STATED GOAL> Leave out the pictures and repeat the data exactly.

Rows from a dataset
====================
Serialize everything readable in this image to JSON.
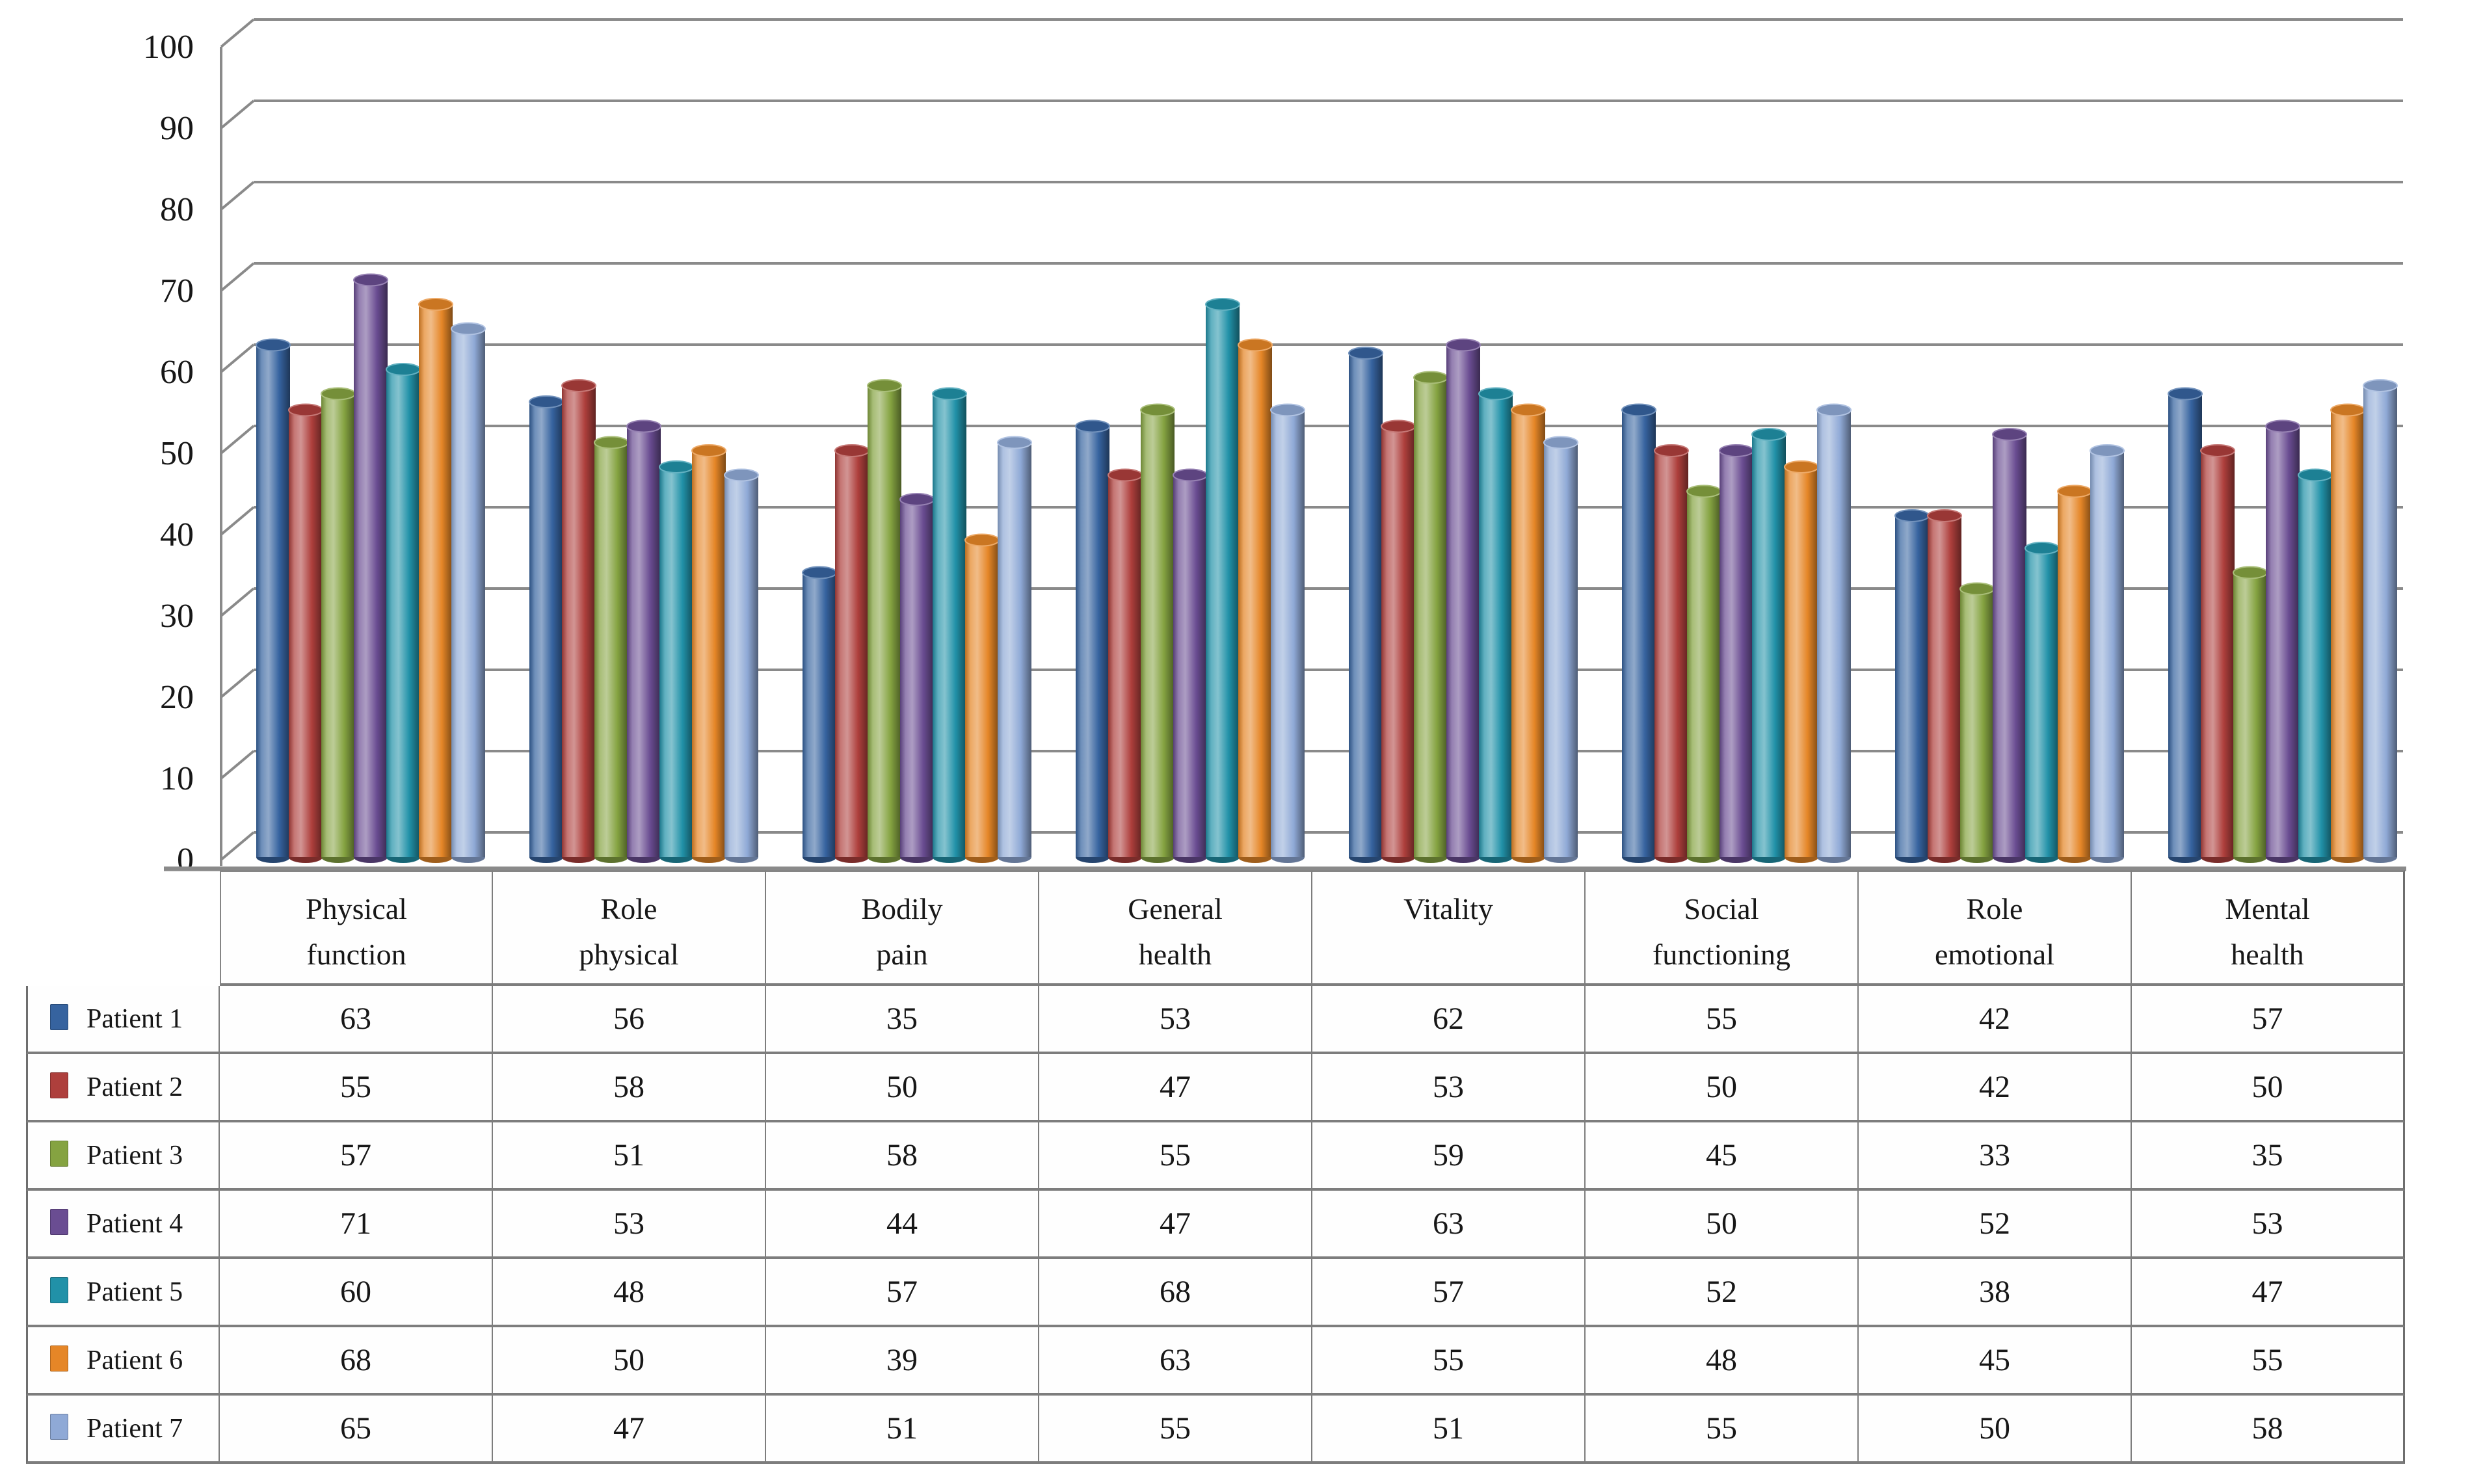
{
  "chart_data": {
    "type": "bar",
    "variant": "3d-cylinder",
    "title": "",
    "xlabel": "",
    "ylabel": "",
    "ylim": [
      0,
      100
    ],
    "ytick_step": 10,
    "yticks": [
      "0",
      "10",
      "20",
      "30",
      "40",
      "50",
      "60",
      "70",
      "80",
      "90",
      "100"
    ],
    "grid": true,
    "legend_position": "table-left",
    "categories": [
      "Physical\nfunction",
      "Role\nphysical",
      "Bodily\npain",
      "General\nhealth",
      "Vitality",
      "Social\nfunctioning",
      "Role\nemotional",
      "Mental\nhealth"
    ],
    "series": [
      {
        "name": "Patient 1",
        "color": "#36639F",
        "values": [
          63,
          56,
          35,
          53,
          62,
          55,
          42,
          57
        ]
      },
      {
        "name": "Patient 2",
        "color": "#AE3F3C",
        "values": [
          55,
          58,
          50,
          47,
          53,
          50,
          42,
          50
        ]
      },
      {
        "name": "Patient 3",
        "color": "#85A341",
        "values": [
          57,
          51,
          58,
          55,
          59,
          45,
          33,
          35
        ]
      },
      {
        "name": "Patient 4",
        "color": "#6A4D92",
        "values": [
          71,
          53,
          44,
          47,
          63,
          50,
          52,
          53
        ]
      },
      {
        "name": "Patient 5",
        "color": "#2191A8",
        "values": [
          60,
          48,
          57,
          68,
          57,
          52,
          38,
          47
        ]
      },
      {
        "name": "Patient 6",
        "color": "#E58627",
        "values": [
          68,
          50,
          39,
          63,
          55,
          48,
          45,
          55
        ]
      },
      {
        "name": "Patient 7",
        "color": "#8FA9D6",
        "values": [
          65,
          47,
          51,
          55,
          51,
          55,
          50,
          58
        ]
      }
    ],
    "colors": {
      "gridline": "#8a8a8a",
      "axis": "#8a8a8a",
      "floor": "#8a8a8a",
      "table_border": "#7d7d7d",
      "text": "#171717"
    }
  }
}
====================
PROBLEM SOLUTION>
Serialize everything readable in this image to JSON.
{
  "chart_data": {
    "type": "bar",
    "variant": "3d-cylinder",
    "title": "",
    "xlabel": "",
    "ylabel": "",
    "ylim": [
      0,
      100
    ],
    "ytick_step": 10,
    "yticks": [
      "0",
      "10",
      "20",
      "30",
      "40",
      "50",
      "60",
      "70",
      "80",
      "90",
      "100"
    ],
    "grid": true,
    "legend_position": "table-left",
    "categories": [
      "Physical\nfunction",
      "Role\nphysical",
      "Bodily\npain",
      "General\nhealth",
      "Vitality",
      "Social\nfunctioning",
      "Role\nemotional",
      "Mental\nhealth"
    ],
    "series": [
      {
        "name": "Patient 1",
        "color": "#36639F",
        "values": [
          63,
          56,
          35,
          53,
          62,
          55,
          42,
          57
        ]
      },
      {
        "name": "Patient 2",
        "color": "#AE3F3C",
        "values": [
          55,
          58,
          50,
          47,
          53,
          50,
          42,
          50
        ]
      },
      {
        "name": "Patient 3",
        "color": "#85A341",
        "values": [
          57,
          51,
          58,
          55,
          59,
          45,
          33,
          35
        ]
      },
      {
        "name": "Patient 4",
        "color": "#6A4D92",
        "values": [
          71,
          53,
          44,
          47,
          63,
          50,
          52,
          53
        ]
      },
      {
        "name": "Patient 5",
        "color": "#2191A8",
        "values": [
          60,
          48,
          57,
          68,
          57,
          52,
          38,
          47
        ]
      },
      {
        "name": "Patient 6",
        "color": "#E58627",
        "values": [
          68,
          50,
          39,
          63,
          55,
          48,
          45,
          55
        ]
      },
      {
        "name": "Patient 7",
        "color": "#8FA9D6",
        "values": [
          65,
          47,
          51,
          55,
          51,
          55,
          50,
          58
        ]
      }
    ],
    "colors": {
      "gridline": "#8a8a8a",
      "axis": "#8a8a8a",
      "floor": "#8a8a8a",
      "table_border": "#7d7d7d",
      "text": "#171717"
    }
  }
}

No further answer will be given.